[Dataset records]
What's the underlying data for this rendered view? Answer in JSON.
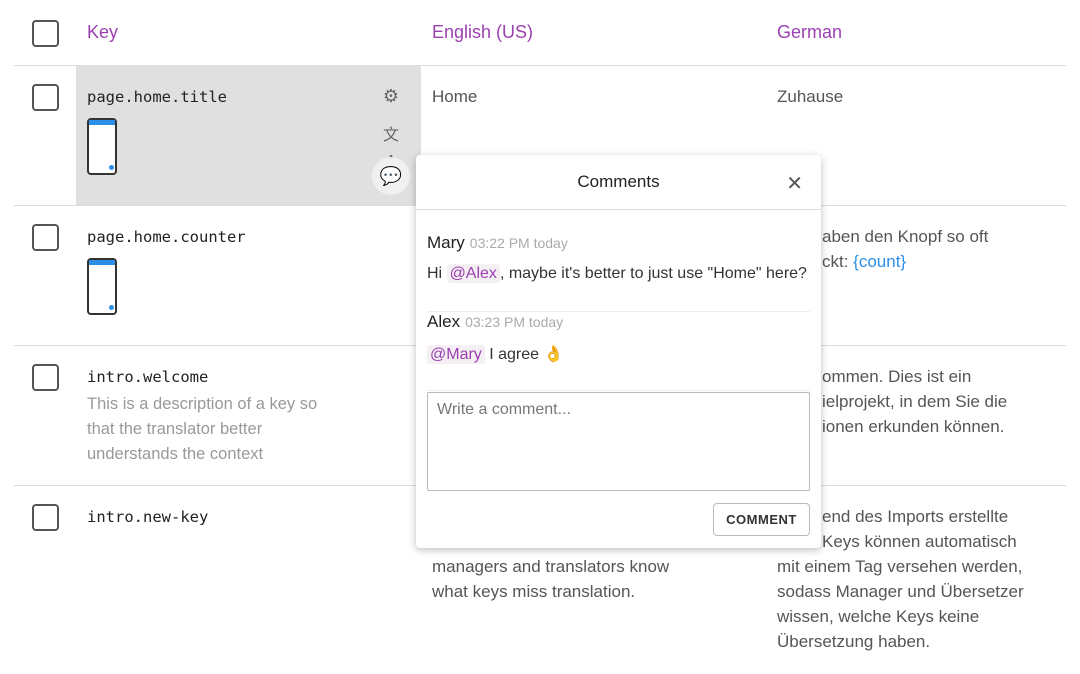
{
  "header": {
    "key": "Key",
    "english": "English (US)",
    "german": "German"
  },
  "rows": [
    {
      "key": "page.home.title",
      "english": "Home",
      "german": "Zuhause"
    },
    {
      "key": "page.home.counter",
      "german_visible": [
        "aben den Knopf so oft",
        "ckt: "
      ],
      "german_placeholder": "{count}"
    },
    {
      "key": "intro.welcome",
      "description": "This is a description of a key so that the translator better understands the context",
      "german_visible": [
        "ommen. Dies ist ein",
        "ielprojekt, in dem Sie die",
        "ionen erkunden können."
      ]
    },
    {
      "key": "intro.new-key",
      "english_visible": [
        "managers and translators know",
        "what keys miss translation."
      ],
      "german_visible": [
        "end des Imports erstellte",
        "Keys können automatisch",
        "mit einem Tag versehen werden,",
        "sodass Manager und Übersetzer",
        "wissen, welche Keys keine",
        "Übersetzung haben."
      ]
    }
  ],
  "comments_popup": {
    "title": "Comments",
    "comments": [
      {
        "author": "Mary",
        "time": "03:22 PM today",
        "pre": "Hi ",
        "mention": "@Alex",
        "post": ", maybe it's better to just use \"Home\" here?"
      },
      {
        "author": "Alex",
        "time": "03:23 PM today",
        "pre": "",
        "mention": "@Mary",
        "post": " I agree 👌"
      }
    ],
    "placeholder": "Write a comment...",
    "submit": "COMMENT"
  },
  "colors": {
    "accent": "#9c3fb0",
    "placeholder": "#2b8fe8",
    "selected_row": "#e0e0e0"
  }
}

● **Problem to solve**
From start to finish, output the listing exactly, but omit its pictures.

● **Exercise response**
What's the underlying data for this rendered view? Answer in JSON.
{
  "header": {
    "key": "Key",
    "english": "English (US)",
    "german": "German"
  },
  "rows": [
    {
      "key": "page.home.title",
      "english": "Home",
      "german": "Zuhause"
    },
    {
      "key": "page.home.counter",
      "german_visible": [
        "aben den Knopf so oft",
        "ckt: "
      ],
      "german_placeholder": "{count}"
    },
    {
      "key": "intro.welcome",
      "description": "This is a description of a key so that the translator better understands the context",
      "german_visible": [
        "ommen. Dies ist ein",
        "ielprojekt, in dem Sie die",
        "ionen erkunden können."
      ]
    },
    {
      "key": "intro.new-key",
      "english_visible": [
        "managers and translators know",
        "what keys miss translation."
      ],
      "german_visible": [
        "end des Imports erstellte",
        "Keys können automatisch",
        "mit einem Tag versehen werden,",
        "sodass Manager und Übersetzer",
        "wissen, welche Keys keine",
        "Übersetzung haben."
      ]
    }
  ],
  "comments_popup": {
    "title": "Comments",
    "comments": [
      {
        "author": "Mary",
        "time": "03:22 PM today",
        "pre": "Hi ",
        "mention": "@Alex",
        "post": ", maybe it's better to just use \"Home\" here?"
      },
      {
        "author": "Alex",
        "time": "03:23 PM today",
        "pre": "",
        "mention": "@Mary",
        "post": " I agree 👌"
      }
    ],
    "placeholder": "Write a comment...",
    "submit": "COMMENT"
  },
  "colors": {
    "accent": "#9c3fb0",
    "placeholder": "#2b8fe8",
    "selected_row": "#e0e0e0"
  }
}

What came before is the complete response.